• **SOURCE MATERIAL**:

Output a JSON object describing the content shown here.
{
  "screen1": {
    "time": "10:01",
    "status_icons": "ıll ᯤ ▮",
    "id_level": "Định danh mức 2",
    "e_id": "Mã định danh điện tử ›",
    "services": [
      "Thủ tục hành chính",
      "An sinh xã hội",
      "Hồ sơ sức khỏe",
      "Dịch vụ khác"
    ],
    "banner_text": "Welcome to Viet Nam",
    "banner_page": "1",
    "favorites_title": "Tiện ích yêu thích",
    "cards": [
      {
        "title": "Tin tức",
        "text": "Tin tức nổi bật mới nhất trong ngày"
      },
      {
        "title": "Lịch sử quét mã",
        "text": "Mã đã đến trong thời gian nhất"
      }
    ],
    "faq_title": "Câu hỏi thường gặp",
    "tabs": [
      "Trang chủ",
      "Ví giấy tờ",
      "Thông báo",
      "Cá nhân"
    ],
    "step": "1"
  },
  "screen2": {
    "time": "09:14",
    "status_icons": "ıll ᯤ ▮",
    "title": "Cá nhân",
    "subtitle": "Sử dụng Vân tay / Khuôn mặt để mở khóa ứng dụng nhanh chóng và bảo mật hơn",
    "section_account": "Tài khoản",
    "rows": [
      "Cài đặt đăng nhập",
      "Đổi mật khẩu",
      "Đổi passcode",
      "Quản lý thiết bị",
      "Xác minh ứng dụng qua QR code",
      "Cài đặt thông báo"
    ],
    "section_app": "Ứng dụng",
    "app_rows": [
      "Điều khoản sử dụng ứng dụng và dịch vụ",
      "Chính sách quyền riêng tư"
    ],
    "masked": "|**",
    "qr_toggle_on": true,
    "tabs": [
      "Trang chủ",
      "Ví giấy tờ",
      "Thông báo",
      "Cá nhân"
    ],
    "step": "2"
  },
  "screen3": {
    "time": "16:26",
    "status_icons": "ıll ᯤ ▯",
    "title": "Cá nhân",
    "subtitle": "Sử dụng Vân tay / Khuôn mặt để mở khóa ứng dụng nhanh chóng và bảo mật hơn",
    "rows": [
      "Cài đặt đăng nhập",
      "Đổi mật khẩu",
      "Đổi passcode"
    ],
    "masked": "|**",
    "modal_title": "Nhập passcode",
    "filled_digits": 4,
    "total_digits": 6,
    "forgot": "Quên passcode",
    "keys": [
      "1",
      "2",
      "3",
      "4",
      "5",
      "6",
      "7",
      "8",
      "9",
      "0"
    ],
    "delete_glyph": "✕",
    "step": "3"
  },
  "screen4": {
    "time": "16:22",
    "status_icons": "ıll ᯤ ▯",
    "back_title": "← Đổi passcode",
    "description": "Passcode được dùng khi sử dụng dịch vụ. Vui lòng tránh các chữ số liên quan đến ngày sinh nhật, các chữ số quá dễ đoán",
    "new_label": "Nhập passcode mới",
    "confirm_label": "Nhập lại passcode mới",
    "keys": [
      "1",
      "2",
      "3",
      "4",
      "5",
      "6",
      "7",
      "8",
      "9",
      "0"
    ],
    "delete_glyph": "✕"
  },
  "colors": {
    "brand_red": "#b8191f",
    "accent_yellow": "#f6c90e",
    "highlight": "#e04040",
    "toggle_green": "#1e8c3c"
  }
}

• **PROBLEM DETAILS**: Copy and report every line where the word "dụng" is present.

• **EXERCISE ANSWER**:
    "subtitle": "Sử dụng Vân tay / Khuôn mặt để mở khóa ứng dụng nhanh chóng và bảo mật hơn",
      "Xác minh ứng dụng qua QR code",
    "section_app": "Ứng dụng",
      "Điều khoản sử dụng ứng dụng và dịch vụ",
    "subtitle": "Sử dụng Vân tay / Khuôn mặt để mở khóa ứng dụng nhanh chóng và bảo mật hơn",
    "description": "Passcode được dùng khi sử dụng dịch vụ. Vui lòng tránh các chữ số liên quan đến ngày sinh nhật, các chữ số quá dễ đoán",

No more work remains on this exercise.